» Provided text

--------------------------------------------------

Future-proof your data files. Save structured Python objects with versioning, declarative migrations, and open file
formats.

**[Full documentation →](https://versionable.readthedocs.io)**

## Why **`versionable`** ?

Your data lives in files. Your code keeps changing. Without versioning, old files silently load with missing fields,
wrong types, or stale values.

**`versionable`** fixes that. Every file is stamped with a version number and a fingerprint of its structure. Files
written by v1 of your code load cleanly into v5, automatically migrated, never silently broken. Save to standard formats
out of the box: JSON, HDF5, YAML, and TOML.

**What you get:**

- **Zero boilerplate** — no schema files, no code generation, no build step. Just inherit from `Versionable`
- **Simple versioning with declarative migrations** — rename, add, remove, or transform fields across versions
- **Rich type support** — datetime, Path, UUID, Enum, numpy arrays, and more — easy to extend with your own
- **Nested objects with independent versioning** — compose complex dataclasses from smaller `Versionable` pieces
- **Incremental HDF5 writes** — append rows as data arrives, no need to hold everything in memory
- **Random access for huge files** — read slices directly from disk without loading the whole file
- **JSON, HDF5, YAML, TOML** — or bring your own backend
- **Import-time safety** — schema hash mismatches are caught when your module loads, not in production
- **Modern, type-safe Python** — fully typed and compatible with mypy, pyright, and other static analyzers

### How does it compare?

--------------------------------------------------

» Source material

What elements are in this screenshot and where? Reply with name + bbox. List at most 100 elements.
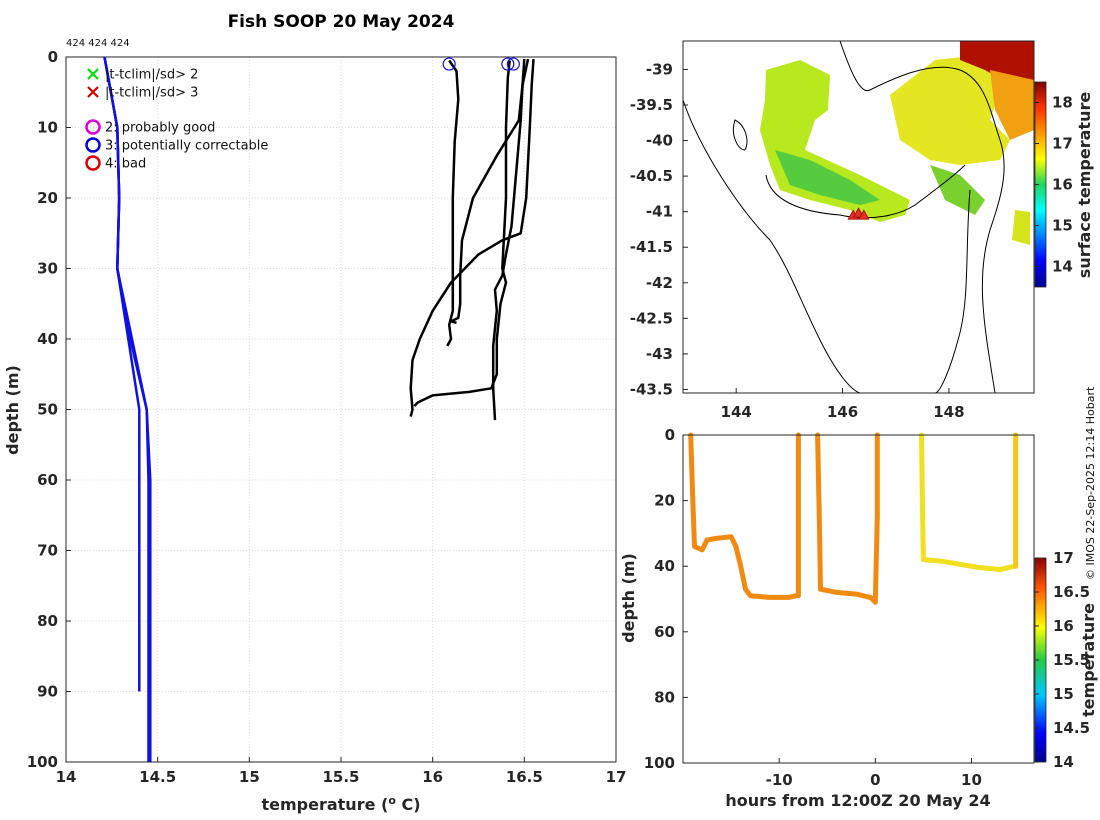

--------------------------------------------------

» What is asked
(1) Reproduce the stretch of the versionable overview from "Future-proof your data" through "YAML, and TOML.", word for word.
(2) Name every standard file format that the versionable overview says files can be saved to.
(3) Check each statement against the versionable overview. Answer yes or no, and quote the words that decide it.
(a) Using versionable requires writing schema files.
(b) Schema hash mismatches are caught when the module loads.
(c) Every file is stamped with a version number.
The data above comes from a different source than the versionable overview.

» Task-by-task results
(1)
Future-proof your data files. Save structured Python objects with versioning, declarative migrations, and open file
formats.

**[Full documentation →](https://versionable.readthedocs.io)**

## Why **`versionable`** ?

Your data lives in files. Your code keeps changing. Without versioning, old files silently load with missing fields,
wrong types, or stale values.

**`versionable`** fixes that. Every file is stamped with a version number and a fingerprint of its structure. Files
written by v1 of your code load cleanly into v5, automatically migrated, never silently broken. Save to standard formats
out of the box: JSON, HDF5, YAML, and TOML.

(2) JSON, HDF5, YAML, TOML

(3)
(a) No: "no schema files, no code generation, no build step"
(b) Yes: "schema hash mismatches are caught when your module loads, not in production"
(c) Yes: "Every file is stamped with a version number and a fingerprint of its structure"